| Written instruction |
Using the records provided below, locate and copy each line that contains the word "Anomalia".

*** Records

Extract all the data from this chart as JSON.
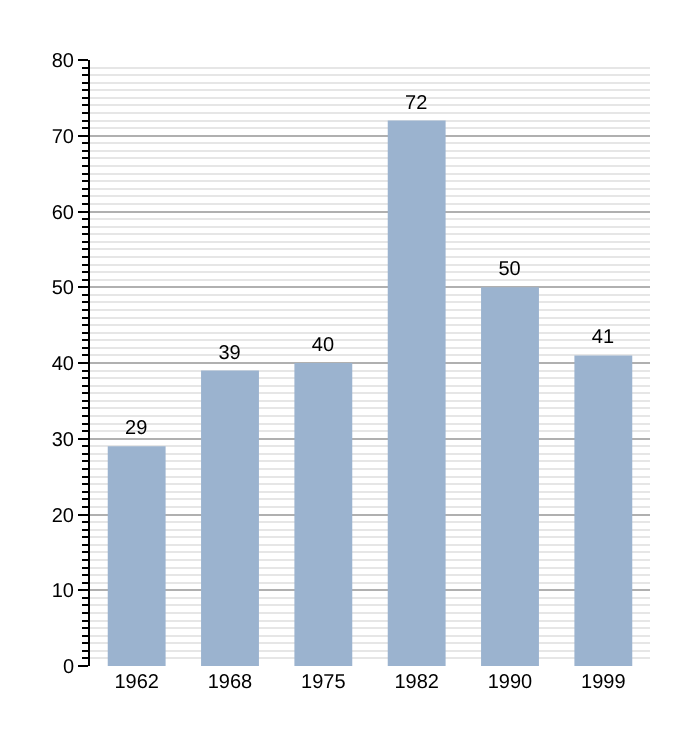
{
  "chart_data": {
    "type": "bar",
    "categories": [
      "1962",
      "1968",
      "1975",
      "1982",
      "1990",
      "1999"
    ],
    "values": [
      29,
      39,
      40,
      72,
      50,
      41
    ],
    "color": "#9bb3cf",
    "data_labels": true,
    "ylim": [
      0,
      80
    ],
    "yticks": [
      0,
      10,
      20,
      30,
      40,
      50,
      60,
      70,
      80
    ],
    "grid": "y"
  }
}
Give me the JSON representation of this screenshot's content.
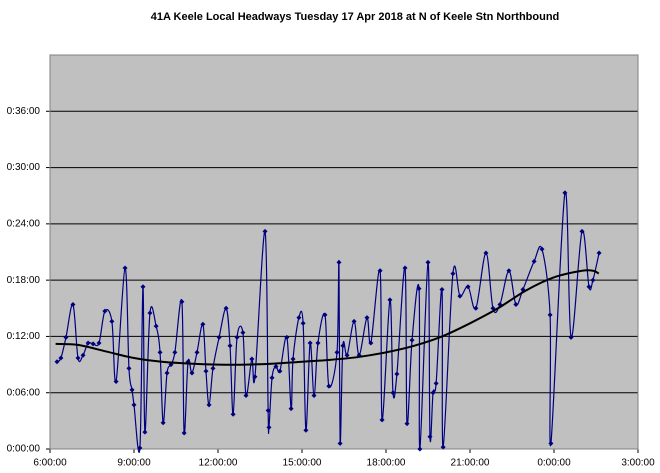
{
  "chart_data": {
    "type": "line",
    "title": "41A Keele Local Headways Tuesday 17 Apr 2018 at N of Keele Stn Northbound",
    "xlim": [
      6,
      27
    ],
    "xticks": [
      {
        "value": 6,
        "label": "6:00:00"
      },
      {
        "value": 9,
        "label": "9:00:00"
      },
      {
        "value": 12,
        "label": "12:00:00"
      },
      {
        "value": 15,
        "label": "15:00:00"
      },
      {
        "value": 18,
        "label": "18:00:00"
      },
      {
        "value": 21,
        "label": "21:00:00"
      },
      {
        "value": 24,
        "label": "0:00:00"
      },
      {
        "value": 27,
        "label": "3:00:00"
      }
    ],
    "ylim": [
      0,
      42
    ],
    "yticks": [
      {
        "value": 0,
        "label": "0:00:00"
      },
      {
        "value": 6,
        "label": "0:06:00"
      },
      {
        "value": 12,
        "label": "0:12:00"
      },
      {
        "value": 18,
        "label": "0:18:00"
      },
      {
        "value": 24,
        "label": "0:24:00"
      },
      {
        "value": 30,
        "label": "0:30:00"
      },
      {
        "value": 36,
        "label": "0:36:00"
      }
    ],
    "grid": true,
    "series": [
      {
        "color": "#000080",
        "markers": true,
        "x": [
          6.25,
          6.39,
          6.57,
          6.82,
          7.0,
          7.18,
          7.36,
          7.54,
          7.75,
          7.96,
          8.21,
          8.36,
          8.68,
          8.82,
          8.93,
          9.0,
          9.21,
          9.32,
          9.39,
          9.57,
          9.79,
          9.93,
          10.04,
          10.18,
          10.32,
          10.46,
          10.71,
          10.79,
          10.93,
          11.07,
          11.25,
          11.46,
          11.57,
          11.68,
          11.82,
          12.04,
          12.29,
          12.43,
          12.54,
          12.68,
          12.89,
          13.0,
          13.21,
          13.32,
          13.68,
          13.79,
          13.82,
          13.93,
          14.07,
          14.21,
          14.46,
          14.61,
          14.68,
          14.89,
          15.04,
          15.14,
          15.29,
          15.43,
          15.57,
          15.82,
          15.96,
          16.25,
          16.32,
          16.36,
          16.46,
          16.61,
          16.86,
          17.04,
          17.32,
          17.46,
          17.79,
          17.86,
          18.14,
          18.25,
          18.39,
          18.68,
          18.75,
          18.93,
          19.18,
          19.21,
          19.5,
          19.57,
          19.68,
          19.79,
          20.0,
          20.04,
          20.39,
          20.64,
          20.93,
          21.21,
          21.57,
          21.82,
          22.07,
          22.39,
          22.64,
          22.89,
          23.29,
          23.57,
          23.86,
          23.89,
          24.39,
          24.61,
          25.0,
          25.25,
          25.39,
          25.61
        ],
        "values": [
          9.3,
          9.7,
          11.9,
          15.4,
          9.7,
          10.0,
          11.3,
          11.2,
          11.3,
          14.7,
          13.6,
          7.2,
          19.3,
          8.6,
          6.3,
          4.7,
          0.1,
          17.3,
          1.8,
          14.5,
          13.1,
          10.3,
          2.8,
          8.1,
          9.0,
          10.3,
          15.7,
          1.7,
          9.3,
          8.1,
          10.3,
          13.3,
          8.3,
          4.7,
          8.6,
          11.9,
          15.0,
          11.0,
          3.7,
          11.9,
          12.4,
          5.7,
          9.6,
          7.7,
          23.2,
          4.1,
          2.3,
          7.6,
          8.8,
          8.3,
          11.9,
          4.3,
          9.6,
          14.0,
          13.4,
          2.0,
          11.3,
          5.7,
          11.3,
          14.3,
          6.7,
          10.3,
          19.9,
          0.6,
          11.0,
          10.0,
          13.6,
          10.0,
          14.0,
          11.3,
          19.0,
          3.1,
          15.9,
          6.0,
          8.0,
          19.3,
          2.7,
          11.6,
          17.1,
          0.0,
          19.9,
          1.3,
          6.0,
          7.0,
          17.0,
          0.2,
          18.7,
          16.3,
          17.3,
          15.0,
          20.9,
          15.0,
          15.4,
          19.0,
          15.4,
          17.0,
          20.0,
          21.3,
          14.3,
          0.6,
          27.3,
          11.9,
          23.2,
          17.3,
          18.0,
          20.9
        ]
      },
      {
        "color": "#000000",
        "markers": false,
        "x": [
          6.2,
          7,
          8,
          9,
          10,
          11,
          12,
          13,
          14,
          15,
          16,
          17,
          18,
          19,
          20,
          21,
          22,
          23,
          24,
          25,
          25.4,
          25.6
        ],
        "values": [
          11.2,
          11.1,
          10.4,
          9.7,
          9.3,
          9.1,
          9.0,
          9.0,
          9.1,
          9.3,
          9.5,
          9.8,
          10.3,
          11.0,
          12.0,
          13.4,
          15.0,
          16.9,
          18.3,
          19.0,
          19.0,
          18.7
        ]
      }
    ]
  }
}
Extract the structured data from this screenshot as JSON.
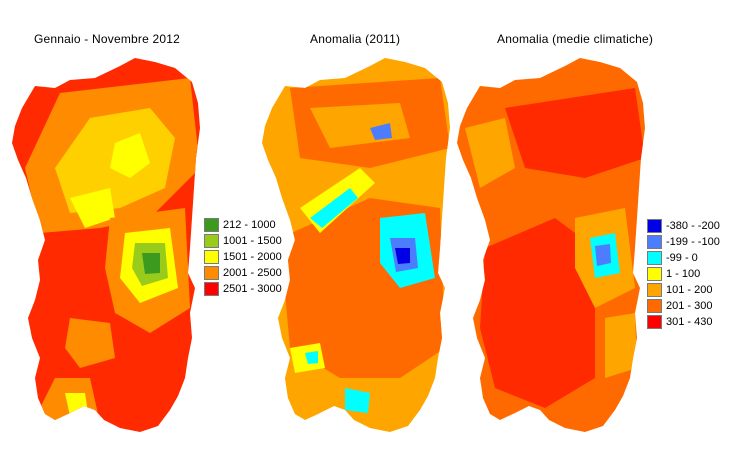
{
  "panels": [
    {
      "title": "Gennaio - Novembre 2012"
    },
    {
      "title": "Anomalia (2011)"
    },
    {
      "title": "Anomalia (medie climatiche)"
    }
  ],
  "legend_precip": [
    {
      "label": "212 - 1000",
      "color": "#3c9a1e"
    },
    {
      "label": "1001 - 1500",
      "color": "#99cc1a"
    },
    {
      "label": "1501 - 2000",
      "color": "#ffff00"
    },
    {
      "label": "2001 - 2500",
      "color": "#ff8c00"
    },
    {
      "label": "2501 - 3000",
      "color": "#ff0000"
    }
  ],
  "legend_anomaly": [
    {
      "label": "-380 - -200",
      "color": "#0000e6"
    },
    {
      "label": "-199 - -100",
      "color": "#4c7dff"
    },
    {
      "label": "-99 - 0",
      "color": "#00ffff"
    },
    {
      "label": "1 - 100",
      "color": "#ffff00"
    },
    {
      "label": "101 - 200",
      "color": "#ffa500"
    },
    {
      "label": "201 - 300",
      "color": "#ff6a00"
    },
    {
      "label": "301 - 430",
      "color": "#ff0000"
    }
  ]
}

******
*** Records

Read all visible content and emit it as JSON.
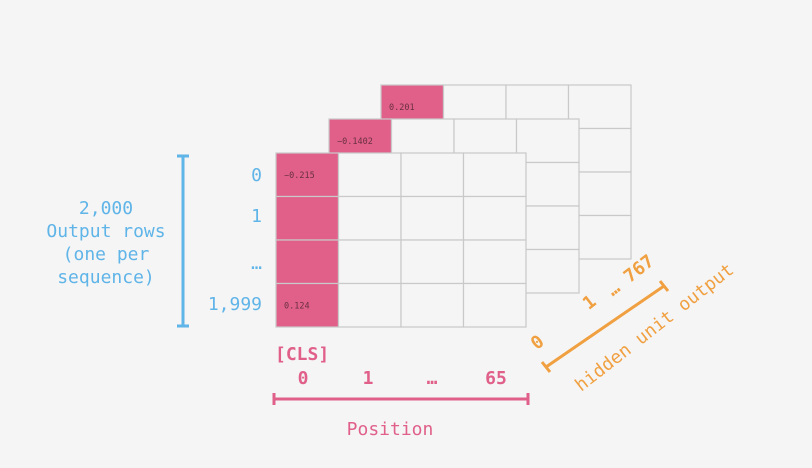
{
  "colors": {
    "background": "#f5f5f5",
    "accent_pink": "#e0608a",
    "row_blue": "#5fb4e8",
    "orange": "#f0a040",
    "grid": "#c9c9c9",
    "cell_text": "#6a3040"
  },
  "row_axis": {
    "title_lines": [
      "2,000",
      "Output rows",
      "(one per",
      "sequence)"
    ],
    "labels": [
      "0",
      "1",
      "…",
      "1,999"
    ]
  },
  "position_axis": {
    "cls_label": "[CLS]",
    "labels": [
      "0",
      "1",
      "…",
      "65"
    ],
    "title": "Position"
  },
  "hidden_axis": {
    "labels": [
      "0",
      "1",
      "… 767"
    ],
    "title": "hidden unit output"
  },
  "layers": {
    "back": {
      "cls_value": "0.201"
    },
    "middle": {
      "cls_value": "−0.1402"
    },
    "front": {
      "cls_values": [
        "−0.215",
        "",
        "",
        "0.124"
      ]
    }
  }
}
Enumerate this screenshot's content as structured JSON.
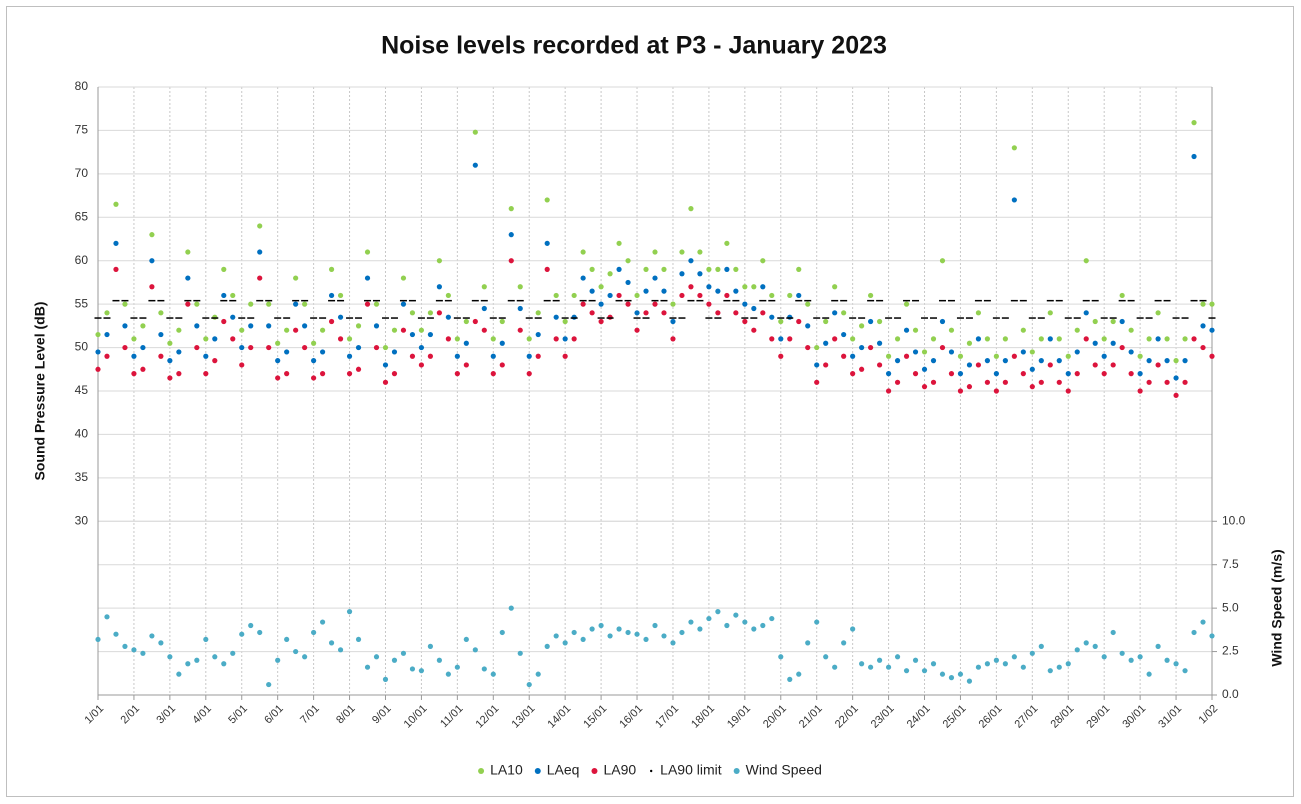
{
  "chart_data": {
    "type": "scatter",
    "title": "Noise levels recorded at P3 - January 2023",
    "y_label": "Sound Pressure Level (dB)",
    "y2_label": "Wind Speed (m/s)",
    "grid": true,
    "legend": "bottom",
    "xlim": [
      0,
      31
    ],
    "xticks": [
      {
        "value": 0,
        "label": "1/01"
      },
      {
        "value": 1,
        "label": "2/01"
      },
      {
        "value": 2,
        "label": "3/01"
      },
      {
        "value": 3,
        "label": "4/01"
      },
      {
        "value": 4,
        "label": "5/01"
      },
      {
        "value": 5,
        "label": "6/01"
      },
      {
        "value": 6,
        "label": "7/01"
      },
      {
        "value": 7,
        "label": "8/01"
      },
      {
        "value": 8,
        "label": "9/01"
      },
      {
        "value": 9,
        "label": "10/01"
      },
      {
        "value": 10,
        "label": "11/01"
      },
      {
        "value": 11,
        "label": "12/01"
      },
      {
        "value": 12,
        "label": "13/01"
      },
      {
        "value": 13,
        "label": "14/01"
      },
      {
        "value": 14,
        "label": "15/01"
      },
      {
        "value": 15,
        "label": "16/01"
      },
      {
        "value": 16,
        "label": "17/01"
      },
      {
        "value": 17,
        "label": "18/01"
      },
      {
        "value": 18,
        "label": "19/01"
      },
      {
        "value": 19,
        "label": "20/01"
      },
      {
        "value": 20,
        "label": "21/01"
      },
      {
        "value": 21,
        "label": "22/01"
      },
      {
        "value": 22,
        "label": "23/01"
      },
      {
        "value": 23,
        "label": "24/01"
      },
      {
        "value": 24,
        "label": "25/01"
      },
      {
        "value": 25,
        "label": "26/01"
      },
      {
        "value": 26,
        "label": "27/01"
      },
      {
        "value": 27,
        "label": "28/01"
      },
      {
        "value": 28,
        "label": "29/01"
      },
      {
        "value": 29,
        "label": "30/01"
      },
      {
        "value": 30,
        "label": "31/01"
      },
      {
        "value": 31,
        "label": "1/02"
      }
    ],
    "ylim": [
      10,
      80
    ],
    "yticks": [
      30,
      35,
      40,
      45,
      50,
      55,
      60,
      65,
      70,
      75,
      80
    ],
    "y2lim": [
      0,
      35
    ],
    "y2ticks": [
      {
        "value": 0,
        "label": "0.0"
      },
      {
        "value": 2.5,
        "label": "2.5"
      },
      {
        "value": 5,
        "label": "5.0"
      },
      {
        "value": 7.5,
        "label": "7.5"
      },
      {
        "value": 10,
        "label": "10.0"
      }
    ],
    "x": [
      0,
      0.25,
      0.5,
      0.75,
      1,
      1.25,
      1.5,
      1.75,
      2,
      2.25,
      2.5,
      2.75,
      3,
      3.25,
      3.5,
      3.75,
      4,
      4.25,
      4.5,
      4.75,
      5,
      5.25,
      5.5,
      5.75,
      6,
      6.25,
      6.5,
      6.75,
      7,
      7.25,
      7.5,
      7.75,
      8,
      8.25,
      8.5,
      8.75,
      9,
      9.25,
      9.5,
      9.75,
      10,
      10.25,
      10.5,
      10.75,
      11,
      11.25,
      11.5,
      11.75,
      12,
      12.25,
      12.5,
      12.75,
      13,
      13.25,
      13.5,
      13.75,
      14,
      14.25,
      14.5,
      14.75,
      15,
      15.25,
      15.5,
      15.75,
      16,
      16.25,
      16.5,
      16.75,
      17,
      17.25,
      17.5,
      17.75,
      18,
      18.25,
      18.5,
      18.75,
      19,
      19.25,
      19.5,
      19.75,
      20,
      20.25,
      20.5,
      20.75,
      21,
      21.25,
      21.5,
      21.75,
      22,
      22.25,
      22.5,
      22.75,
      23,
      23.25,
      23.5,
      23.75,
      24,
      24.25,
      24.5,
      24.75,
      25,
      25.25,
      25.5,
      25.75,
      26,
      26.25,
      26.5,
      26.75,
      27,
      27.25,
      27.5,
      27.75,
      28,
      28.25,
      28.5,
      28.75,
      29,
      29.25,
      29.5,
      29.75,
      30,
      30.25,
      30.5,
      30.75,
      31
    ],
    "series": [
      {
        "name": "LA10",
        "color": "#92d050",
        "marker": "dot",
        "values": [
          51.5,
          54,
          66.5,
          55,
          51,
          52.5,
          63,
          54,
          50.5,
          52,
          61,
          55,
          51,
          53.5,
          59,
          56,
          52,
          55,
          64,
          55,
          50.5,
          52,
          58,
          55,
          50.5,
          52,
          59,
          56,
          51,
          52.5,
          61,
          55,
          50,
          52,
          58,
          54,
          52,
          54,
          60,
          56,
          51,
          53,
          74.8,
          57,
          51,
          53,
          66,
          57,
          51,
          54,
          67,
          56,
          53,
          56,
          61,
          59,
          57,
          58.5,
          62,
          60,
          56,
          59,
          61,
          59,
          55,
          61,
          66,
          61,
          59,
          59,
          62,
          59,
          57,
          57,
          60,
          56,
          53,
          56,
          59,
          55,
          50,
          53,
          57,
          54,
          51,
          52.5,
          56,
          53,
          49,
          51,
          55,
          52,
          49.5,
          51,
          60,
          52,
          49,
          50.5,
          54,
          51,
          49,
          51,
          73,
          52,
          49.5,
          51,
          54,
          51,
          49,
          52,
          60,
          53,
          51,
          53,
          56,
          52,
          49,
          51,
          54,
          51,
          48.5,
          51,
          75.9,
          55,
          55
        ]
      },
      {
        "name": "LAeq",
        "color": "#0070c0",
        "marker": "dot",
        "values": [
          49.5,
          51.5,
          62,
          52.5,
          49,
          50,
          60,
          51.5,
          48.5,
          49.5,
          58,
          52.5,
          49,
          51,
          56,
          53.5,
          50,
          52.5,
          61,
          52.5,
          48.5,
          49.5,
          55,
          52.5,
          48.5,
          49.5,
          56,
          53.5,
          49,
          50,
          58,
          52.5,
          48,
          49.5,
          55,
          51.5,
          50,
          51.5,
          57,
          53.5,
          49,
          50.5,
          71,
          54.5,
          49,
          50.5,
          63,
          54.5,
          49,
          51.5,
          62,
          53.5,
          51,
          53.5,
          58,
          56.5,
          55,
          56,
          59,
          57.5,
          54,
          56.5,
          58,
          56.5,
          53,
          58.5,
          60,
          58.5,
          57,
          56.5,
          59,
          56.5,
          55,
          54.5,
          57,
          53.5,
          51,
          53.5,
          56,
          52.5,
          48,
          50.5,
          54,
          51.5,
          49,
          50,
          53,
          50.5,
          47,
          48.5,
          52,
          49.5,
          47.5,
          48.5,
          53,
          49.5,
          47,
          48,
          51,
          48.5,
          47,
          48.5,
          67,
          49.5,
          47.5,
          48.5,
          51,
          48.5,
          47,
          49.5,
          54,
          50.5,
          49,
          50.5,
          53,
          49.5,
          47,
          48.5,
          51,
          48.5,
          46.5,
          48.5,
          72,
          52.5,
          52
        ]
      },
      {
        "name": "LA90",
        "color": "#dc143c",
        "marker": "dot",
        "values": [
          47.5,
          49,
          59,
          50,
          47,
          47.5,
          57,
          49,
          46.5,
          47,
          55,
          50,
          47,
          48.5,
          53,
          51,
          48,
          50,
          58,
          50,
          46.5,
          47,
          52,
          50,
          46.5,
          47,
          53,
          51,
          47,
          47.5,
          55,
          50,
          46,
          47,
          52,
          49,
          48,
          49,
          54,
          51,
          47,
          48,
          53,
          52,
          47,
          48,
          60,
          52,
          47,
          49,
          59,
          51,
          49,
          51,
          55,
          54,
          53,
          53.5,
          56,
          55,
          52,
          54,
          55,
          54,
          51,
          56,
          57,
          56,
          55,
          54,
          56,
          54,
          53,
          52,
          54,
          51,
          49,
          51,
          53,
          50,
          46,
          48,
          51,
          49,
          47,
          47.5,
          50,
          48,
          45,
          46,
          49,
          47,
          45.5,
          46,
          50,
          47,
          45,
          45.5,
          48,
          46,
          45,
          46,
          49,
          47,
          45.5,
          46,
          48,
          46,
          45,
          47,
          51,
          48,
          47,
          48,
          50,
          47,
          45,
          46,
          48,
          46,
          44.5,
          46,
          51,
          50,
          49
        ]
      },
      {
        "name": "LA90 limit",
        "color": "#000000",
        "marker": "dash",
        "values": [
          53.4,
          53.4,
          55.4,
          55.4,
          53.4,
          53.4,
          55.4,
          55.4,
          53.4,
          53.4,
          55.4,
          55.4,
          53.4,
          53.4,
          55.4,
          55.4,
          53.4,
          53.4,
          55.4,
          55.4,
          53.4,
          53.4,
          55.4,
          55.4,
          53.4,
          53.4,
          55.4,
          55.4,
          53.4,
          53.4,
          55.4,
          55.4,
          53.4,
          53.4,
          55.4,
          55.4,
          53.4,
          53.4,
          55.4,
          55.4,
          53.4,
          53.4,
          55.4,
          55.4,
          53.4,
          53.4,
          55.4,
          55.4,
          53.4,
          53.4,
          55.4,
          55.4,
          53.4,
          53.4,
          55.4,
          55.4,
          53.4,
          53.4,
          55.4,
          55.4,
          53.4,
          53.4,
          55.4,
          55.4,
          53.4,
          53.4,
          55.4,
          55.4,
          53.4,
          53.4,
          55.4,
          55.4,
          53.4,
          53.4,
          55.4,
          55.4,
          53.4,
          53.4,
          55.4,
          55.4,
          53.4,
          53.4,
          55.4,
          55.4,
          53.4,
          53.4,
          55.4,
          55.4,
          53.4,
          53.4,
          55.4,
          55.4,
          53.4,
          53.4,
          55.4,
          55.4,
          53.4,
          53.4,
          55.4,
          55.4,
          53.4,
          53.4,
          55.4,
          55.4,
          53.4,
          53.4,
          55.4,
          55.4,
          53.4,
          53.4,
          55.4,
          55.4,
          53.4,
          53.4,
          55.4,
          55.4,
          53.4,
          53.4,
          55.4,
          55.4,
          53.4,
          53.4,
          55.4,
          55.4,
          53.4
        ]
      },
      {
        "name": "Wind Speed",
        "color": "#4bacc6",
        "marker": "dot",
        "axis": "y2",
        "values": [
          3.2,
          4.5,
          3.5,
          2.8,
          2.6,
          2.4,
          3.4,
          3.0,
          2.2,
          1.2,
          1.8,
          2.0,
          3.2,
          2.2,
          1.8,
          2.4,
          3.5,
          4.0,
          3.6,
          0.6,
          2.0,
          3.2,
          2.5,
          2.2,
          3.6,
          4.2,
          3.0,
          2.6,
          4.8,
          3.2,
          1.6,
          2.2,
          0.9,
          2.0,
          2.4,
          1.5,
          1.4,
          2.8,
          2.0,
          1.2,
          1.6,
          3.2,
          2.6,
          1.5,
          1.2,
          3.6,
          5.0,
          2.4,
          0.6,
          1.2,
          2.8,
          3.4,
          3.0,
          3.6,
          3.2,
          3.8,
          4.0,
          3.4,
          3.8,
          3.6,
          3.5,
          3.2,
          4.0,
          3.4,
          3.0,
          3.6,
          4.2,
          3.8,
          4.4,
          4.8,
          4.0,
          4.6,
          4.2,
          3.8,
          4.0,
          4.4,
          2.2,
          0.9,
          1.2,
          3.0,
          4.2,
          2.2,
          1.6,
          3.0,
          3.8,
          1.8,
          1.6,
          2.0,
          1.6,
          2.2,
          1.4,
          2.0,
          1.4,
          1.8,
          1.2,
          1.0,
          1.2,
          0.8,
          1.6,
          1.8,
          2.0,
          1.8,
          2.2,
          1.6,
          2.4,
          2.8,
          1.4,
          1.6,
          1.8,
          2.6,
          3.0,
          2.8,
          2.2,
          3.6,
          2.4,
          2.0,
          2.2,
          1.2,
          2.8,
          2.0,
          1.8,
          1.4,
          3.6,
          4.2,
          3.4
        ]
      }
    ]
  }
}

******

| Solved exercise |
      "title": "Anomalia (2011)"
      "title": "Anomalia (medie climatiche)"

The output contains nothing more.